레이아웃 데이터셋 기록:
□ □ □ □

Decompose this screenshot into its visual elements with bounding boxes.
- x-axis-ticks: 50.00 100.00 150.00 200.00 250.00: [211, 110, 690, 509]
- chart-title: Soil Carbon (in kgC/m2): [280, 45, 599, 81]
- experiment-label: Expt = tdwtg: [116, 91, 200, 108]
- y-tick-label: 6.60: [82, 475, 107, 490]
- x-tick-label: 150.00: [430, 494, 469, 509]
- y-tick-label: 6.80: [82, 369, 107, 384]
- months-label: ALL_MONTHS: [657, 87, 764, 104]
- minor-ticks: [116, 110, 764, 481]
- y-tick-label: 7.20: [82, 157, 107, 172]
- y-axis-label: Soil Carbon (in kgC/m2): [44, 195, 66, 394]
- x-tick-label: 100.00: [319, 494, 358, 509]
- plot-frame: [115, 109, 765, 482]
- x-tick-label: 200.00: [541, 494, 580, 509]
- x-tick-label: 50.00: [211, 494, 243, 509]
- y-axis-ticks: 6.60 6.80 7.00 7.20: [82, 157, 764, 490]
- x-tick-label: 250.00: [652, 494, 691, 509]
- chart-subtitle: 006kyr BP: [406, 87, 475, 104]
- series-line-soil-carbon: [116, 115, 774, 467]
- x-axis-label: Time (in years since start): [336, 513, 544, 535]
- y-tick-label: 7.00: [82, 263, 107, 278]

□ □ □ □

작업 안내:
기록의 맨 처음부터 "- minor-ticks: [116, 110, 764, 481]"가 들어 있는 줄까지, 양 끝 줄을 포함해 한 줄을 문자열 하나로 하는 JSON 목록으로 바꿔 쓰세요. 빈 줄은 목록에 넣지 마세요.

문제 풀이:
[
  "Decompose this screenshot into its visual elements with bounding boxes.",
  "- x-axis-ticks: 50.00 100.00 150.00 200.00 250.00: [211, 110, 690, 509]",
  "- chart-title: Soil Carbon (in kgC/m2): [280, 45, 599, 81]",
  "- experiment-label: Expt = tdwtg: [116, 91, 200, 108]",
  "- y-tick-label: 6.60: [82, 475, 107, 490]",
  "- x-tick-label: 150.00: [430, 494, 469, 509]",
  "- y-tick-label: 6.80: [82, 369, 107, 384]",
  "- months-label: ALL_MONTHS: [657, 87, 764, 104]",
  "- minor-ticks: [116, 110, 764, 481]"
]